## begin The input
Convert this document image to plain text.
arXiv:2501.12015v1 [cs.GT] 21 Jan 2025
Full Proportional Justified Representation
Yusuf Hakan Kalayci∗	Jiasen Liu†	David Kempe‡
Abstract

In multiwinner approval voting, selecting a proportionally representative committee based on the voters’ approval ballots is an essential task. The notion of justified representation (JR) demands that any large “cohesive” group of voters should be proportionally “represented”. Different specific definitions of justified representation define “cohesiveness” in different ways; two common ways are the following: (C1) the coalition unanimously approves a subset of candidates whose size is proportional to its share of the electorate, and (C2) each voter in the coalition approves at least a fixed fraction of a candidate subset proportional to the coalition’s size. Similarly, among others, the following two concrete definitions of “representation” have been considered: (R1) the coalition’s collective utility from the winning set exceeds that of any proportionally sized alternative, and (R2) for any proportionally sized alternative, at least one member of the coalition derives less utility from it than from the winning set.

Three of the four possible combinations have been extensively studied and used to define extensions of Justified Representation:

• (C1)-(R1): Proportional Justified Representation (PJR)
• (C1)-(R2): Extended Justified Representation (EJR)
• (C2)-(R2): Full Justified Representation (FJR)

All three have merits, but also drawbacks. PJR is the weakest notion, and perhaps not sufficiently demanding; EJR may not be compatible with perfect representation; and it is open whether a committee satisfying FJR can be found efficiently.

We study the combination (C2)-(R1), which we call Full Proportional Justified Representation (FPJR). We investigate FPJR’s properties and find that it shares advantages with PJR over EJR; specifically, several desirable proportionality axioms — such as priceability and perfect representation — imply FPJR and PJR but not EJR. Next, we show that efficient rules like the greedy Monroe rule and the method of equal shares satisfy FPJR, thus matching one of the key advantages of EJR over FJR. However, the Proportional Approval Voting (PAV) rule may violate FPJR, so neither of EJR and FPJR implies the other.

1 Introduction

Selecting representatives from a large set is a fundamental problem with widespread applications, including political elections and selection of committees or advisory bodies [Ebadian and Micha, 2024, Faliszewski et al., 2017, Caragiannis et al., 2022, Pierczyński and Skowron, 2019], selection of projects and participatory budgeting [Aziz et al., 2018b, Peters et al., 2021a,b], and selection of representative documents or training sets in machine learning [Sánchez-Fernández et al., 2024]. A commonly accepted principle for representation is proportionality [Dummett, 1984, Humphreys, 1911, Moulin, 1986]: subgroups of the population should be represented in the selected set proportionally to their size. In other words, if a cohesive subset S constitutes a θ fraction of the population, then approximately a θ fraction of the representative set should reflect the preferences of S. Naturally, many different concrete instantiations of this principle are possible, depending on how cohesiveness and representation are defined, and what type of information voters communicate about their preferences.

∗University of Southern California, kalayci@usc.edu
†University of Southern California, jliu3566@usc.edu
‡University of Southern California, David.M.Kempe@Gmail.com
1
## end The input
# [Exercise prompt]
Search the data above for lines holding "Southern" and copy each of them.

# [Complete output]
∗University of Southern California, kalayci@usc.edu
†University of Southern California, jliu3566@usc.edu
‡University of Southern California, David.M.Kempe@Gmail.com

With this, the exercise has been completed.